- [To do]:
Collect from the data below each line with "JSON".

>> begin Material

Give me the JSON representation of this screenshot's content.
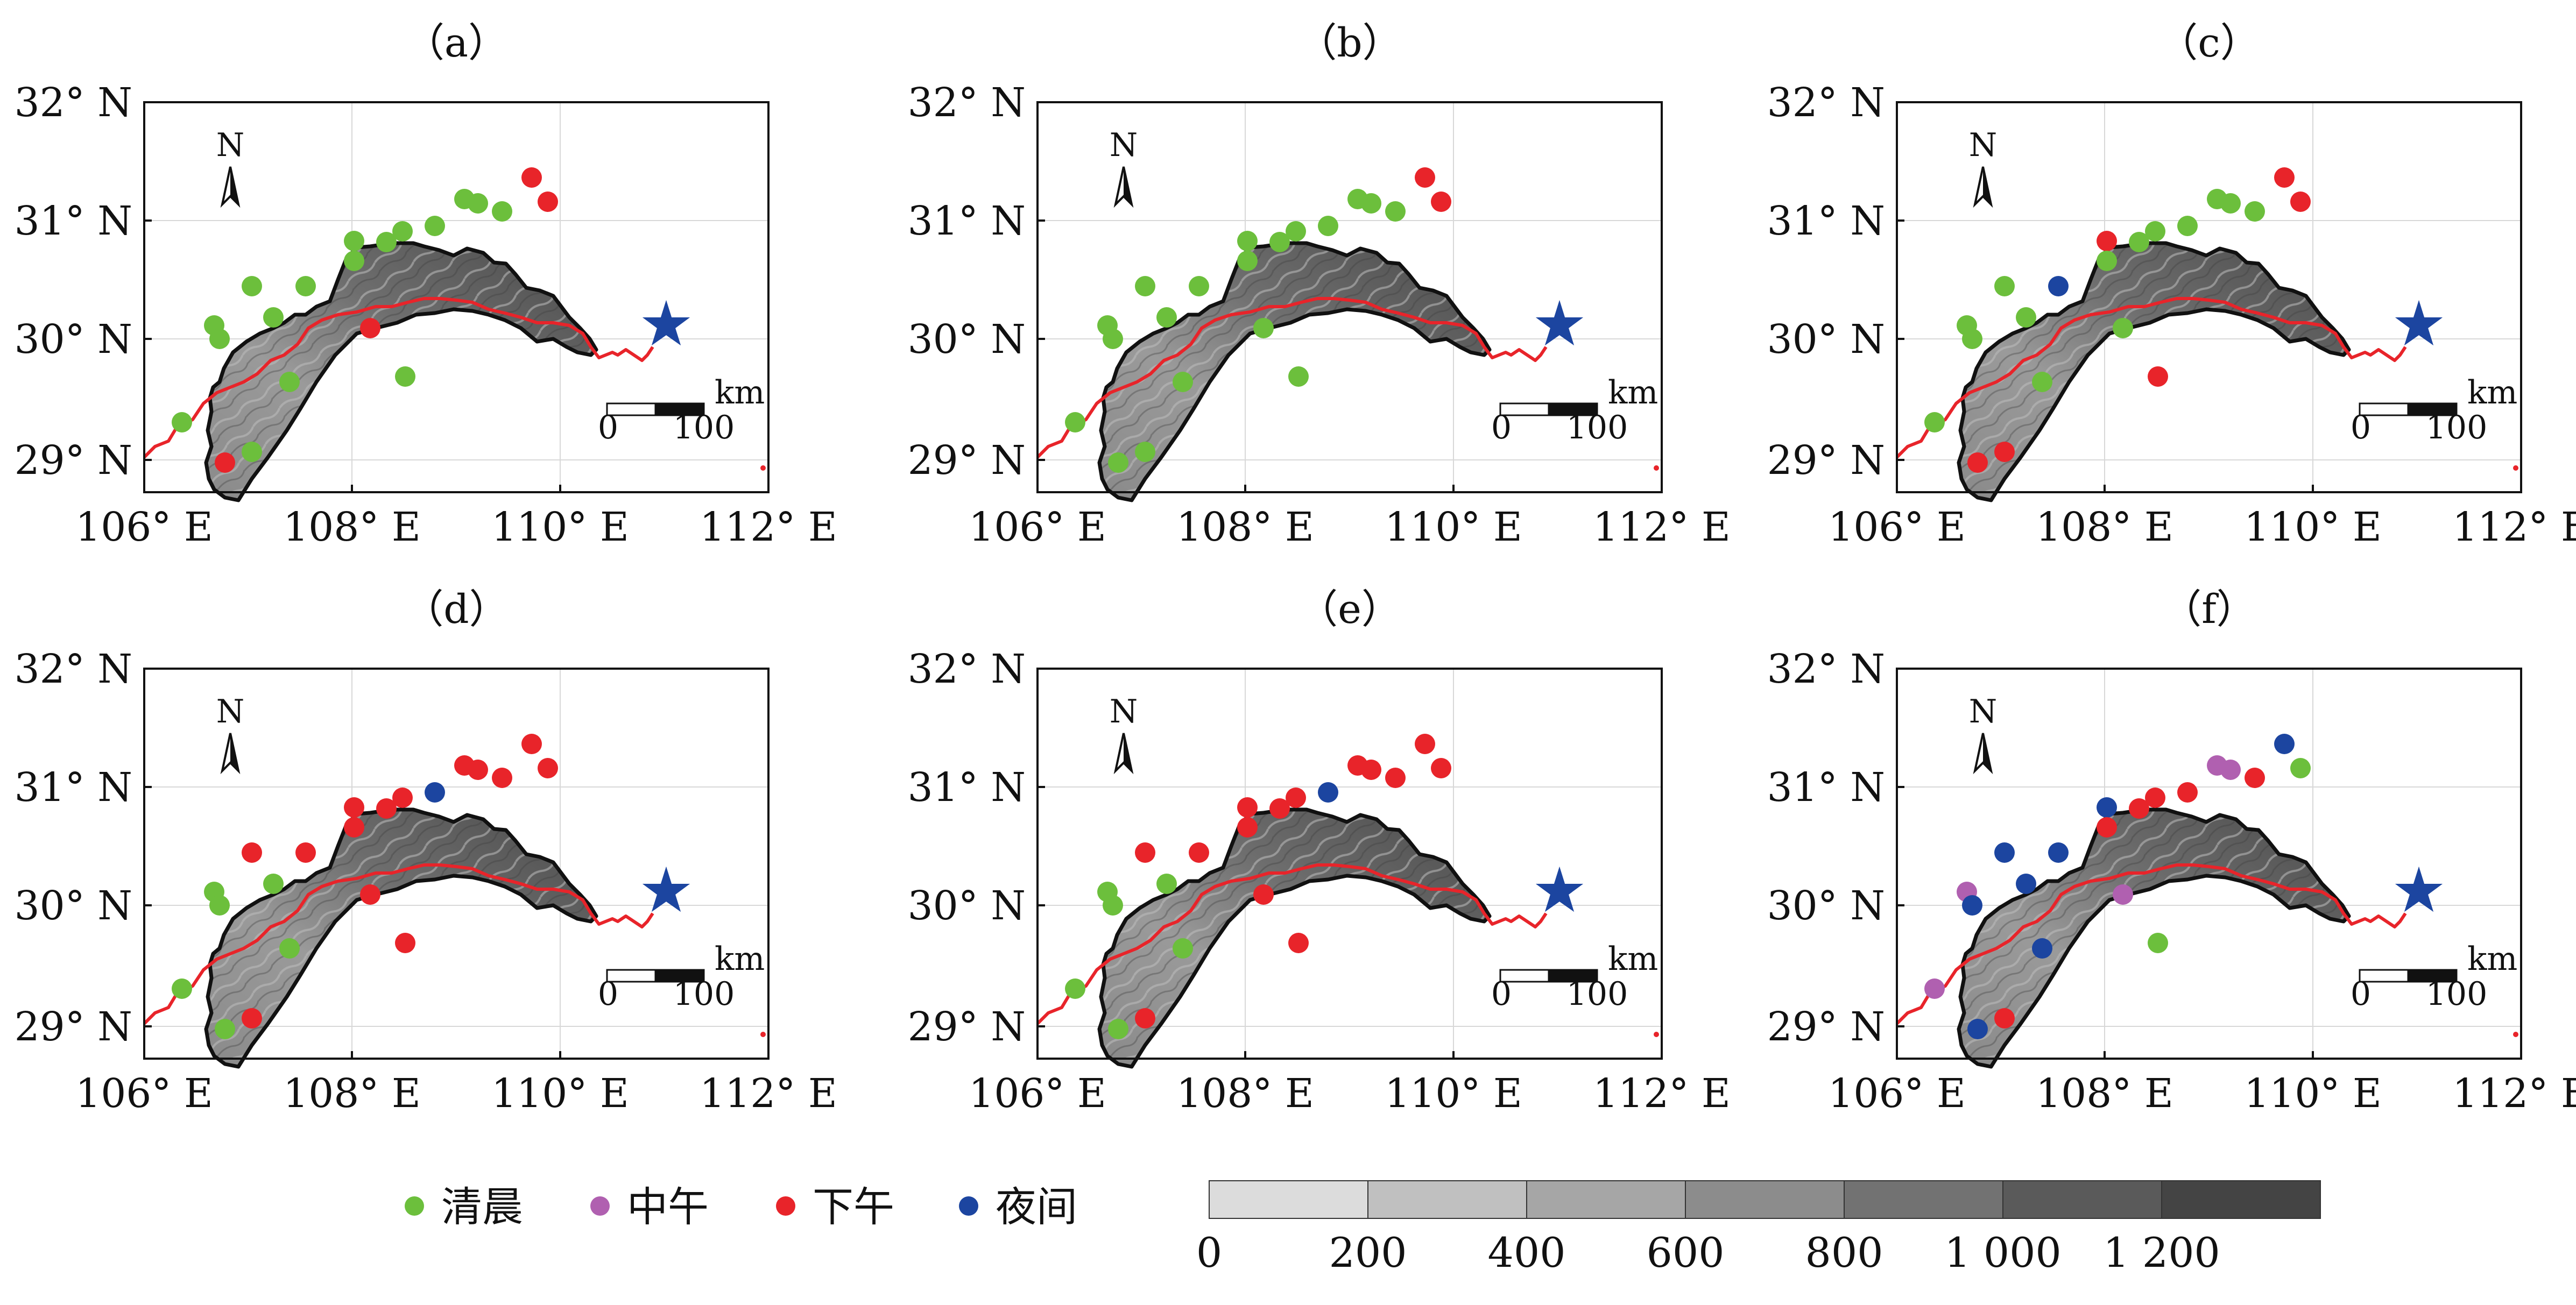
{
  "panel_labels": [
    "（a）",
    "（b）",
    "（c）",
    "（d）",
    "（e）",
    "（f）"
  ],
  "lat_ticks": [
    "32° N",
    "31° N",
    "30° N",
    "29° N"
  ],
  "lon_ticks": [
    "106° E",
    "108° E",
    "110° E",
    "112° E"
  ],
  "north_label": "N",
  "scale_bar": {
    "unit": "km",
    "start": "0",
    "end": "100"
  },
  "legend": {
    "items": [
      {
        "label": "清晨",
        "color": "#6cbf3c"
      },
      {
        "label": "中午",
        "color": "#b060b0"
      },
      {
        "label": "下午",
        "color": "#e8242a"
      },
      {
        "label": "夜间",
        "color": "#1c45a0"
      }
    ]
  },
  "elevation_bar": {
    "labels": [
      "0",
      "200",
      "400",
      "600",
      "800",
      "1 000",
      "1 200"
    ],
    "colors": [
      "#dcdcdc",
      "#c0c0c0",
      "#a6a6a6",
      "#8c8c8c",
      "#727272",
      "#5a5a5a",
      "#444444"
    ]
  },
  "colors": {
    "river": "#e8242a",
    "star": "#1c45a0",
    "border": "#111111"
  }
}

>> end Material
>> begin Material

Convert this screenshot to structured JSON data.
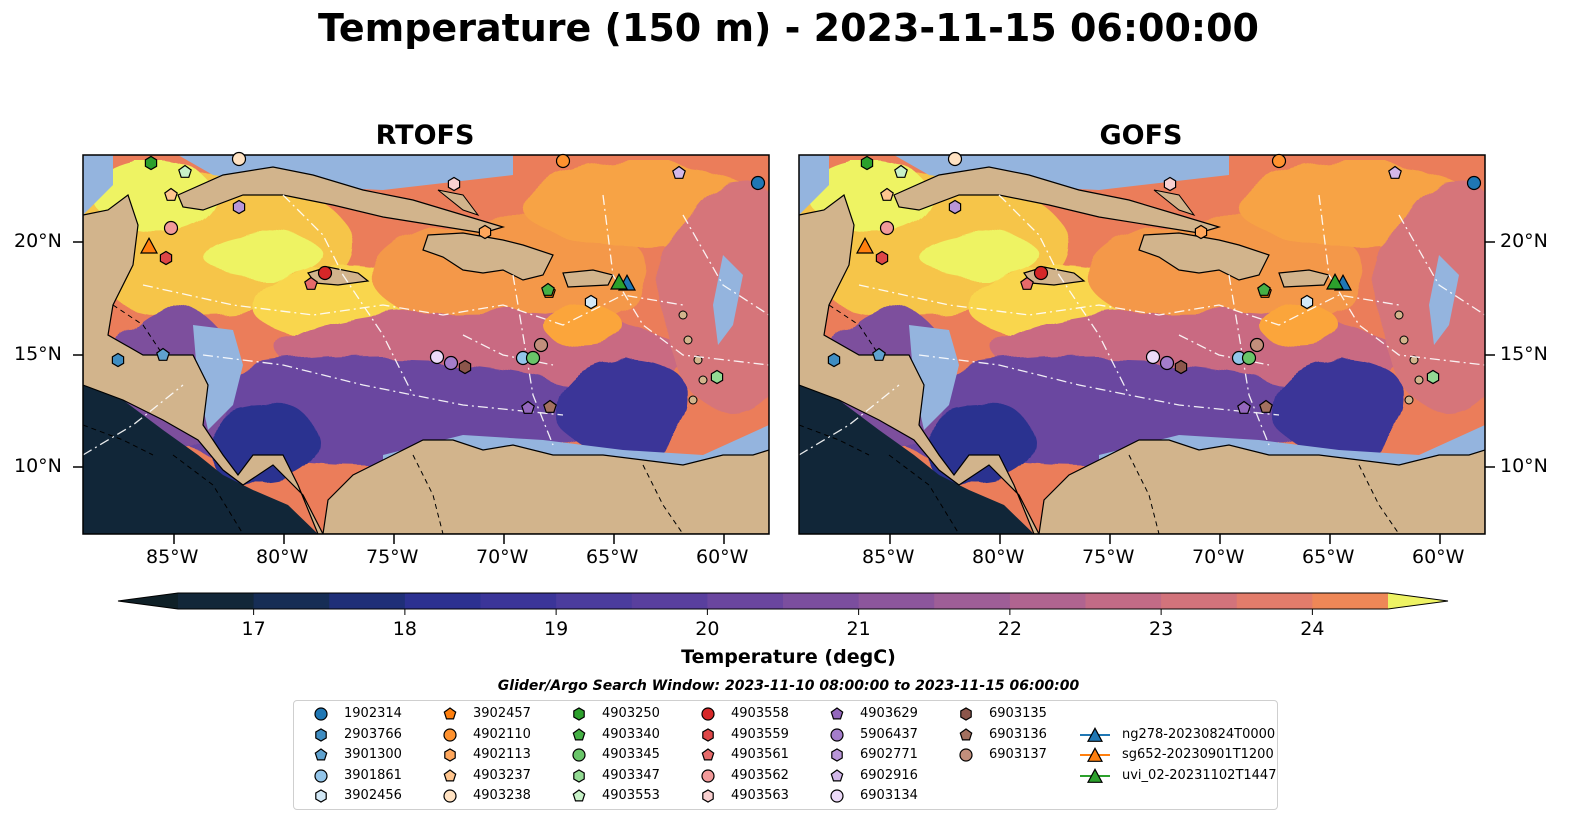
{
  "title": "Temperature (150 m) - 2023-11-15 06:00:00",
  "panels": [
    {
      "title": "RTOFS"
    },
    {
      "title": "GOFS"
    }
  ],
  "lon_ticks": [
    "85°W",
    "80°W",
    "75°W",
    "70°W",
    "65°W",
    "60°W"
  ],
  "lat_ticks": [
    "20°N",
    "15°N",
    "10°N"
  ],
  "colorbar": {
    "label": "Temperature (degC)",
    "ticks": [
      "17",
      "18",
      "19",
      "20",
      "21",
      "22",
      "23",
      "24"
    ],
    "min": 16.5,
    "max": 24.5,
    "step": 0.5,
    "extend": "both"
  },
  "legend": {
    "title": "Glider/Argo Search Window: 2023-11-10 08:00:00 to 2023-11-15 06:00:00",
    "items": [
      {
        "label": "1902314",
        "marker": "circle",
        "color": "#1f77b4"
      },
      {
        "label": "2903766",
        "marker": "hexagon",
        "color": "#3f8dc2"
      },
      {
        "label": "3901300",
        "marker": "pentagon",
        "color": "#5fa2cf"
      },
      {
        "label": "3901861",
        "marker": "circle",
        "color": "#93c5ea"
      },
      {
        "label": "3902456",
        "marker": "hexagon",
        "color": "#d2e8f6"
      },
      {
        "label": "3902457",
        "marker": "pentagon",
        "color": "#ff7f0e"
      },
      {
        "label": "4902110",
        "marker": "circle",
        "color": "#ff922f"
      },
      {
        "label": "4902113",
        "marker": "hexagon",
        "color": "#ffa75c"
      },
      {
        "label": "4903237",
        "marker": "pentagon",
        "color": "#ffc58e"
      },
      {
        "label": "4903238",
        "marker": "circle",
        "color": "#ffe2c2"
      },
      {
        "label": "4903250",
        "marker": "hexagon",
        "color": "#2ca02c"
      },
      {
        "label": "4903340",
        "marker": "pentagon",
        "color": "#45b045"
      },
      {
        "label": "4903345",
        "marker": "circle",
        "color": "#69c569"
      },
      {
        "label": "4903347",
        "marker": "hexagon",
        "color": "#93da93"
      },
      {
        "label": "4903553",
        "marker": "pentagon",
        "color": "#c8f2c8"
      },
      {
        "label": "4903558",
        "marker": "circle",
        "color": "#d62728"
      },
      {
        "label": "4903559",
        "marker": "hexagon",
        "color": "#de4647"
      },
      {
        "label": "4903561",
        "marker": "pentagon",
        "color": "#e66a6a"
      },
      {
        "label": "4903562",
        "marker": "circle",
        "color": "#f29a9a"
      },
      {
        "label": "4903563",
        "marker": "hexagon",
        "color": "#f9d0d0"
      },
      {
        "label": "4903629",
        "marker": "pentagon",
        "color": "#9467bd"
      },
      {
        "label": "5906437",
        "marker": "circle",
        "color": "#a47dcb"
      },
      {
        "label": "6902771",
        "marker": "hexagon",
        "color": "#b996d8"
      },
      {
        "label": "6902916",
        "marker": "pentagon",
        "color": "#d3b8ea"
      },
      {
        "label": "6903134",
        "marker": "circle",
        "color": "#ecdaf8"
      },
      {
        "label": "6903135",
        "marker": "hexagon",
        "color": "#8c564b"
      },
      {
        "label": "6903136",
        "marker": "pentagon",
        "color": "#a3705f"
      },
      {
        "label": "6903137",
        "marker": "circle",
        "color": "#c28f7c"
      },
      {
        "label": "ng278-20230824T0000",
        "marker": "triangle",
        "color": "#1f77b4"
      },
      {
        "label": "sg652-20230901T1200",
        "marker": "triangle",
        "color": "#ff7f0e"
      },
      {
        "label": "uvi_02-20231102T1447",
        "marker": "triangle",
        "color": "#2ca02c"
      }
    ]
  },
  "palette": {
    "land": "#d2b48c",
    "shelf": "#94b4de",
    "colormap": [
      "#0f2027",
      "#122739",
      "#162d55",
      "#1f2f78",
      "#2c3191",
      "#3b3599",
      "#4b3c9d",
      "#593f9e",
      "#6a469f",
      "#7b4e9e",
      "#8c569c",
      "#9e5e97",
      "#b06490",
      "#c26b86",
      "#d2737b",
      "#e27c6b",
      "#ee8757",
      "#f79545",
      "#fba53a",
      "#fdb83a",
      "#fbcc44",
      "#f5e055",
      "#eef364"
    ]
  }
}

>> end Material

- [Exercise result]:
Give me the JSON representation of this screenshot's content.
Convert this screenshot to structured JSON data.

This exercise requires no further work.